(EXERCISE) Drop all images and give the records again exactly.
>> start RECORDS SUPPLIED
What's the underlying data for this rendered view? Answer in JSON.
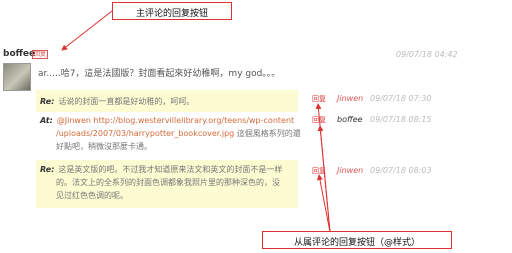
{
  "callouts": {
    "top": "主评论的回复按钮",
    "bottom": "从属评论的回复按钮（@样式）"
  },
  "main_comment": {
    "author": "boffee",
    "reply_label": "回复",
    "date": "09/07/18 04:42",
    "text": "ar.....哈7，這是法國版？封面看起來好幼稚啊，my god。。。"
  },
  "replies": [
    {
      "label": "Re:",
      "text": "话说的封面一直都是好幼稚的，呵呵。",
      "reply_label": "回复",
      "author": "Jinwen",
      "date": "09/07/18 07:30"
    },
    {
      "label": "At:",
      "prefix": "@Jinwen",
      "link": "http://blog.westervillelibrary.org/teens/wp-content/uploads/2007/03/harrypotter_bookcover.jpg",
      "link_line1": "http://blog.westervillelibrary.org/teens/wp-content",
      "link_line2": "/uploads/2007/03/harrypotter_bookcover.jpg",
      "text_after": "這個風格系列的還",
      "text_line3": "好點吧，稍微沒那麼卡通。",
      "reply_label": "回复",
      "author": "boffee",
      "date": "09/07/18 08:15"
    },
    {
      "label": "Re:",
      "text_line1": "这是英文版的吧。不过我才知道原来法文和英文的封面不是一样",
      "text_line2": "的。法文上的全系列的封面色调都象我照片里的那种深色的，没",
      "text_line3": "见过红色色调的呢。",
      "reply_label": "回复",
      "author": "Jinwen",
      "date": "09/07/18 08:03"
    }
  ],
  "colors": {
    "accent": "#d33333",
    "highlight_bg": "#fdfbd2",
    "link": "#d46a3a"
  }
}
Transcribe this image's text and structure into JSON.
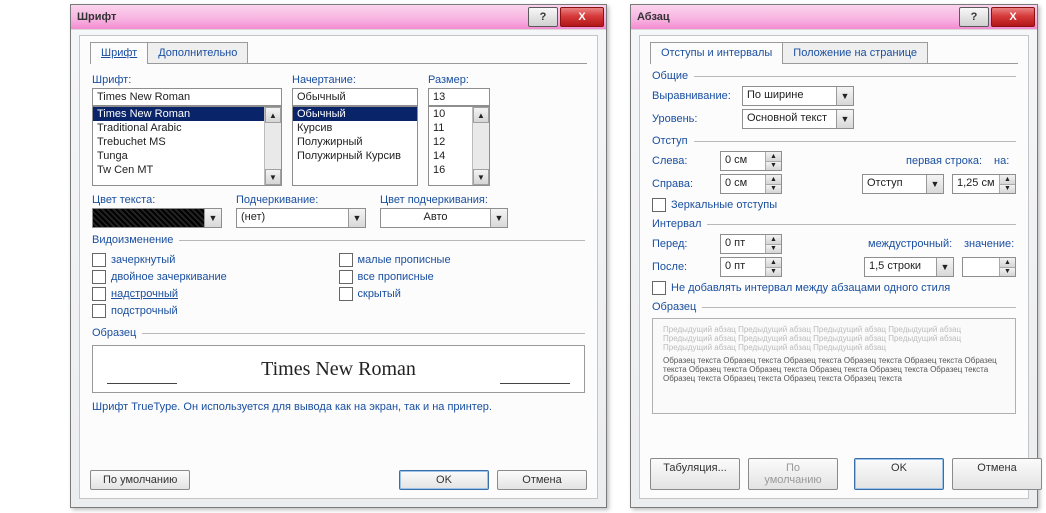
{
  "font_dialog": {
    "title": "Шрифт",
    "tabs": {
      "font": "Шрифт",
      "advanced": "Дополнительно"
    },
    "labels": {
      "font": "Шрифт:",
      "style": "Начертание:",
      "size": "Размер:",
      "font_color": "Цвет текста:",
      "underline": "Подчеркивание:",
      "underline_color": "Цвет подчеркивания:",
      "effects": "Видоизменение",
      "sample": "Образец"
    },
    "font_value": "Times New Roman",
    "font_list": [
      "Times New Roman",
      "Traditional Arabic",
      "Trebuchet MS",
      "Tunga",
      "Tw Cen MT"
    ],
    "style_value": "Обычный",
    "style_list": [
      "Обычный",
      "Курсив",
      "Полужирный",
      "Полужирный Курсив"
    ],
    "size_value": "13",
    "size_list": [
      "10",
      "11",
      "12",
      "14",
      "16"
    ],
    "underline_value": "(нет)",
    "underline_color_value": "Авто",
    "effects": {
      "strike": "зачеркнутый",
      "dstrike": "двойное зачеркивание",
      "super": "надстрочный",
      "sub": "подстрочный",
      "smallcaps": "малые прописные",
      "allcaps": "все прописные",
      "hidden": "скрытый"
    },
    "sample_text": "Times New Roman",
    "footer_note": "Шрифт TrueType. Он используется для вывода как на экран, так и на принтер.",
    "buttons": {
      "default": "По умолчанию",
      "ok": "OK",
      "cancel": "Отмена"
    }
  },
  "para_dialog": {
    "title": "Абзац",
    "tabs": {
      "indents": "Отступы и интервалы",
      "position": "Положение на странице"
    },
    "groups": {
      "general": "Общие",
      "indent": "Отступ",
      "spacing": "Интервал",
      "sample": "Образец"
    },
    "labels": {
      "alignment": "Выравнивание:",
      "level": "Уровень:",
      "left": "Слева:",
      "right": "Справа:",
      "firstline": "первая строка:",
      "by": "на:",
      "before": "Перед:",
      "after": "После:",
      "linespace": "междустрочный:",
      "value": "значение:"
    },
    "alignment_value": "По ширине",
    "level_value": "Основной текст",
    "left_value": "0 см",
    "right_value": "0 см",
    "firstline_value": "Отступ",
    "by_value": "1,25 см",
    "mirror": "Зеркальные отступы",
    "before_value": "0 пт",
    "after_value": "0 пт",
    "linespace_value": "1,5 строки",
    "value_value": "",
    "no_space_same": "Не добавлять интервал между абзацами одного стиля",
    "sample_grey": "Предыдущий абзац Предыдущий абзац Предыдущий абзац Предыдущий абзац Предыдущий абзац Предыдущий абзац Предыдущий абзац Предыдущий абзац Предыдущий абзац Предыдущий абзац Предыдущий абзац",
    "sample_dark": "Образец текста Образец текста Образец текста Образец текста Образец текста Образец текста Образец текста Образец текста Образец текста Образец текста Образец текста Образец текста Образец текста Образец текста Образец текста",
    "buttons": {
      "tabs": "Табуляция...",
      "default": "По умолчанию",
      "ok": "OK",
      "cancel": "Отмена"
    }
  }
}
>> end RECORDS SUPPLIED
(SOLUTION TO THIS PROBLEM)
What's the underlying data for this rendered view? Answer in JSON.
{
  "callouts": {
    "top": "主评论的回复按钮",
    "bottom": "从属评论的回复按钮（@样式）"
  },
  "main_comment": {
    "author": "boffee",
    "reply_label": "回复",
    "date": "09/07/18 04:42",
    "text": "ar.....哈7，這是法國版？封面看起來好幼稚啊，my god。。。"
  },
  "replies": [
    {
      "label": "Re:",
      "text": "话说的封面一直都是好幼稚的，呵呵。",
      "reply_label": "回复",
      "author": "Jinwen",
      "date": "09/07/18 07:30"
    },
    {
      "label": "At:",
      "prefix": "@Jinwen",
      "link": "http://blog.westervillelibrary.org/teens/wp-content/uploads/2007/03/harrypotter_bookcover.jpg",
      "link_line1": "http://blog.westervillelibrary.org/teens/wp-content",
      "link_line2": "/uploads/2007/03/harrypotter_bookcover.jpg",
      "text_after": "這個風格系列的還",
      "text_line3": "好點吧，稍微沒那麼卡通。",
      "reply_label": "回复",
      "author": "boffee",
      "date": "09/07/18 08:15"
    },
    {
      "label": "Re:",
      "text_line1": "这是英文版的吧。不过我才知道原来法文和英文的封面不是一样",
      "text_line2": "的。法文上的全系列的封面色调都象我照片里的那种深色的，没",
      "text_line3": "见过红色色调的呢。",
      "reply_label": "回复",
      "author": "Jinwen",
      "date": "09/07/18 08:03"
    }
  ],
  "colors": {
    "accent": "#d33333",
    "highlight_bg": "#fdfbd2",
    "link": "#d46a3a"
  }
}
Transcribe this image's text and structure into JSON.
{
  "font_dialog": {
    "title": "Шрифт",
    "tabs": {
      "font": "Шрифт",
      "advanced": "Дополнительно"
    },
    "labels": {
      "font": "Шрифт:",
      "style": "Начертание:",
      "size": "Размер:",
      "font_color": "Цвет текста:",
      "underline": "Подчеркивание:",
      "underline_color": "Цвет подчеркивания:",
      "effects": "Видоизменение",
      "sample": "Образец"
    },
    "font_value": "Times New Roman",
    "font_list": [
      "Times New Roman",
      "Traditional Arabic",
      "Trebuchet MS",
      "Tunga",
      "Tw Cen MT"
    ],
    "style_value": "Обычный",
    "style_list": [
      "Обычный",
      "Курсив",
      "Полужирный",
      "Полужирный Курсив"
    ],
    "size_value": "13",
    "size_list": [
      "10",
      "11",
      "12",
      "14",
      "16"
    ],
    "underline_value": "(нет)",
    "underline_color_value": "Авто",
    "effects": {
      "strike": "зачеркнутый",
      "dstrike": "двойное зачеркивание",
      "super": "надстрочный",
      "sub": "подстрочный",
      "smallcaps": "малые прописные",
      "allcaps": "все прописные",
      "hidden": "скрытый"
    },
    "sample_text": "Times New Roman",
    "footer_note": "Шрифт TrueType. Он используется для вывода как на экран, так и на принтер.",
    "buttons": {
      "default": "По умолчанию",
      "ok": "OK",
      "cancel": "Отмена"
    }
  },
  "para_dialog": {
    "title": "Абзац",
    "tabs": {
      "indents": "Отступы и интервалы",
      "position": "Положение на странице"
    },
    "groups": {
      "general": "Общие",
      "indent": "Отступ",
      "spacing": "Интервал",
      "sample": "Образец"
    },
    "labels": {
      "alignment": "Выравнивание:",
      "level": "Уровень:",
      "left": "Слева:",
      "right": "Справа:",
      "firstline": "первая строка:",
      "by": "на:",
      "before": "Перед:",
      "after": "После:",
      "linespace": "междустрочный:",
      "value": "значение:"
    },
    "alignment_value": "По ширине",
    "level_value": "Основной текст",
    "left_value": "0 см",
    "right_value": "0 см",
    "firstline_value": "Отступ",
    "by_value": "1,25 см",
    "mirror": "Зеркальные отступы",
    "before_value": "0 пт",
    "after_value": "0 пт",
    "linespace_value": "1,5 строки",
    "value_value": "",
    "no_space_same": "Не добавлять интервал между абзацами одного стиля",
    "sample_grey": "Предыдущий абзац Предыдущий абзац Предыдущий абзац Предыдущий абзац Предыдущий абзац Предыдущий абзац Предыдущий абзац Предыдущий абзац Предыдущий абзац Предыдущий абзац Предыдущий абзац",
    "sample_dark": "Образец текста Образец текста Образец текста Образец текста Образец текста Образец текста Образец текста Образец текста Образец текста Образец текста Образец текста Образец текста Образец текста Образец текста Образец текста",
    "buttons": {
      "tabs": "Табуляция...",
      "default": "По умолчанию",
      "ok": "OK",
      "cancel": "Отмена"
    }
  }
}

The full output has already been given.